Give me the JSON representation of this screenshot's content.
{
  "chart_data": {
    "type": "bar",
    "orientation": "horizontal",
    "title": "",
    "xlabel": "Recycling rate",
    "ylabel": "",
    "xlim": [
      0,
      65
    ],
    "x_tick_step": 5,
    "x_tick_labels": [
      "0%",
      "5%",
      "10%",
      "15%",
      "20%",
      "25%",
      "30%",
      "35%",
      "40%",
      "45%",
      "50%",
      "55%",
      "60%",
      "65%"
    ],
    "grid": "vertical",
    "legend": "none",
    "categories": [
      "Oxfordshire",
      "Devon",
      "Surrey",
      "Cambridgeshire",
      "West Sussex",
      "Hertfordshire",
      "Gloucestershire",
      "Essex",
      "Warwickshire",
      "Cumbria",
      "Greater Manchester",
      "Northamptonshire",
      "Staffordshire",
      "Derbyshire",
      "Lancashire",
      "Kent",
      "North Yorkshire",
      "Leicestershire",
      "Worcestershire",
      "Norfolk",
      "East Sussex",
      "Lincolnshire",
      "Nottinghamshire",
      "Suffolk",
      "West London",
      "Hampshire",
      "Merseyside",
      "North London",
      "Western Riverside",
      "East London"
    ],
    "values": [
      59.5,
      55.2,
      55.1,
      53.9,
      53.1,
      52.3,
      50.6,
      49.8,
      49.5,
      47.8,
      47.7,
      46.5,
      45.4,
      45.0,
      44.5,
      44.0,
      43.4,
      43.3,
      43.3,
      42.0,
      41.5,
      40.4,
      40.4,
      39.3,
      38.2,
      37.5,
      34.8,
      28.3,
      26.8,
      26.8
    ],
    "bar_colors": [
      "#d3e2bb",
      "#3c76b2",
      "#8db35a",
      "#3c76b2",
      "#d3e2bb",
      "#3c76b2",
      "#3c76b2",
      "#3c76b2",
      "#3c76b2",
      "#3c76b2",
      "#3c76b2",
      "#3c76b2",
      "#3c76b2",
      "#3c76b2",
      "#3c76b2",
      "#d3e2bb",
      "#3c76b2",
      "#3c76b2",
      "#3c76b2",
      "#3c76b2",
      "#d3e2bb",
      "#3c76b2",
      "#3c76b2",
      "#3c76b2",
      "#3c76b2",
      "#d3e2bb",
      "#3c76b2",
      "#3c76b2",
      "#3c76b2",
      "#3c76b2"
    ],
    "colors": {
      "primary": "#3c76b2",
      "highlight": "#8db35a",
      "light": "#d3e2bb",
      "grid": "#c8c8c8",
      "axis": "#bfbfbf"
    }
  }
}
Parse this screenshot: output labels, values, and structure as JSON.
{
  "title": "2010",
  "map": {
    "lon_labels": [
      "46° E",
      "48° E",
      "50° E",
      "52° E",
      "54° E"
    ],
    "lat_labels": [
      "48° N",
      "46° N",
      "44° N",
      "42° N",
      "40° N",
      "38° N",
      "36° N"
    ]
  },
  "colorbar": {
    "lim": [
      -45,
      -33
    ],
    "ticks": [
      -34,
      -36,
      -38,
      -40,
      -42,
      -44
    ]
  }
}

- _What you have to do_
Pull out each line containing the word "values" and copy it.

- _Response_
    "values": [
Parse this screenshot: output labels, values, and structure as JSON.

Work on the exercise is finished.